(Saved data entries)

● ● ● ●

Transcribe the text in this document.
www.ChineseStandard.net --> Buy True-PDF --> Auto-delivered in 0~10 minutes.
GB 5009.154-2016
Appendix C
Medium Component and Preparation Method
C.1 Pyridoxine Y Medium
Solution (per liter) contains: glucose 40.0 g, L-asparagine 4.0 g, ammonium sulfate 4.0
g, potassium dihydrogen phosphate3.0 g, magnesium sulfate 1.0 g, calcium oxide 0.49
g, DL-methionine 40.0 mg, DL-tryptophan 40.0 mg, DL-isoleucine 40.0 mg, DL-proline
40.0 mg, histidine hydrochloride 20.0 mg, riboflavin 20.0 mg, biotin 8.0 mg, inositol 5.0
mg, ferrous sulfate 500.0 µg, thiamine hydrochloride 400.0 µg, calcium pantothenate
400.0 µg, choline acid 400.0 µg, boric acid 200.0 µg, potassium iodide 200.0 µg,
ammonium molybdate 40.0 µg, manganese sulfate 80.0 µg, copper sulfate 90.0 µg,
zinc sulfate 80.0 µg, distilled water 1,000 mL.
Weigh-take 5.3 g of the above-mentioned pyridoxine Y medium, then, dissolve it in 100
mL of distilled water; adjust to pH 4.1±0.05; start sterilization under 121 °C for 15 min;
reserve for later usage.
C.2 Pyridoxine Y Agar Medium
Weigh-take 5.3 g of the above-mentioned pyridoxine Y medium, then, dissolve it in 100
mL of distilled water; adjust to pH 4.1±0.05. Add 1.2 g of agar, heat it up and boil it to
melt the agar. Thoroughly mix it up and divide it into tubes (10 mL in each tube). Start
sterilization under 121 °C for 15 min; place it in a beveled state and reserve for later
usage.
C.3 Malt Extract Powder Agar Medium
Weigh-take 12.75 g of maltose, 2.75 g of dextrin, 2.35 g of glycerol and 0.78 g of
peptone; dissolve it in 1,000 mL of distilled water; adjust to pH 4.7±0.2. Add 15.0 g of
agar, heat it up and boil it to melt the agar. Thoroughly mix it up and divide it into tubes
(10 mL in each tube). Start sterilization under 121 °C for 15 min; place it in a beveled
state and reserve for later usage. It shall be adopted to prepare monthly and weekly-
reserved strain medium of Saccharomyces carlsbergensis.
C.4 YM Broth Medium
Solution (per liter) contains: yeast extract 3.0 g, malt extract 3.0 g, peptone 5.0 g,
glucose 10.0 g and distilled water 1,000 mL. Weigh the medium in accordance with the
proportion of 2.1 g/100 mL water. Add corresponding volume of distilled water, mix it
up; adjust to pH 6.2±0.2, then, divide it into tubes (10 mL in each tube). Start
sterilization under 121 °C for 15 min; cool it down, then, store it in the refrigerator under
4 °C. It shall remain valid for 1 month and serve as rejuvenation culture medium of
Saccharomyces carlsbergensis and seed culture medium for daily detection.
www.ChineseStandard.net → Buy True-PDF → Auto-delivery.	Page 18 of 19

● ● ● ●

■ **What the task asks**:
Extract every record and return it verbatim.

■ **Full solution**:
Transcribe the text in this document.
www.ChineseStandard.net --> Buy True-PDF --> Auto-delivered in 0~10 minutes.
GB 5009.154-2016
Appendix C
Medium Component and Preparation Method
C.1 Pyridoxine Y Medium
Solution (per liter) contains: glucose 40.0 g, L-asparagine 4.0 g, ammonium sulfate 4.0
g, potassium dihydrogen phosphate3.0 g, magnesium sulfate 1.0 g, calcium oxide 0.49
g, DL-methionine 40.0 mg, DL-tryptophan 40.0 mg, DL-isoleucine 40.0 mg, DL-proline
40.0 mg, histidine hydrochloride 20.0 mg, riboflavin 20.0 mg, biotin 8.0 mg, inositol 5.0
mg, ferrous sulfate 500.0 µg, thiamine hydrochloride 400.0 µg, calcium pantothenate
400.0 µg, choline acid 400.0 µg, boric acid 200.0 µg, potassium iodide 200.0 µg,
ammonium molybdate 40.0 µg, manganese sulfate 80.0 µg, copper sulfate 90.0 µg,
zinc sulfate 80.0 µg, distilled water 1,000 mL.
Weigh-take 5.3 g of the above-mentioned pyridoxine Y medium, then, dissolve it in 100
mL of distilled water; adjust to pH 4.1±0.05; start sterilization under 121 °C for 15 min;
reserve for later usage.
C.2 Pyridoxine Y Agar Medium
Weigh-take 5.3 g of the above-mentioned pyridoxine Y medium, then, dissolve it in 100
mL of distilled water; adjust to pH 4.1±0.05. Add 1.2 g of agar, heat it up and boil it to
melt the agar. Thoroughly mix it up and divide it into tubes (10 mL in each tube). Start
sterilization under 121 °C for 15 min; place it in a beveled state and reserve for later
usage.
C.3 Malt Extract Powder Agar Medium
Weigh-take 12.75 g of maltose, 2.75 g of dextrin, 2.35 g of glycerol and 0.78 g of
peptone; dissolve it in 1,000 mL of distilled water; adjust to pH 4.7±0.2. Add 15.0 g of
agar, heat it up and boil it to melt the agar. Thoroughly mix it up and divide it into tubes
(10 mL in each tube). Start sterilization under 121 °C for 15 min; place it in a beveled
state and reserve for later usage. It shall be adopted to prepare monthly and weekly-
reserved strain medium of Saccharomyces carlsbergensis.
C.4 YM Broth Medium
Solution (per liter) contains: yeast extract 3.0 g, malt extract 3.0 g, peptone 5.0 g,
glucose 10.0 g and distilled water 1,000 mL. Weigh the medium in accordance with the
proportion of 2.1 g/100 mL water. Add corresponding volume of distilled water, mix it
up; adjust to pH 6.2±0.2, then, divide it into tubes (10 mL in each tube). Start
sterilization under 121 °C for 15 min; cool it down, then, store it in the refrigerator under
4 °C. It shall remain valid for 1 month and serve as rejuvenation culture medium of
Saccharomyces carlsbergensis and seed culture medium for daily detection.
www.ChineseStandard.net → Buy True-PDF → Auto-delivery.	Page 18 of 19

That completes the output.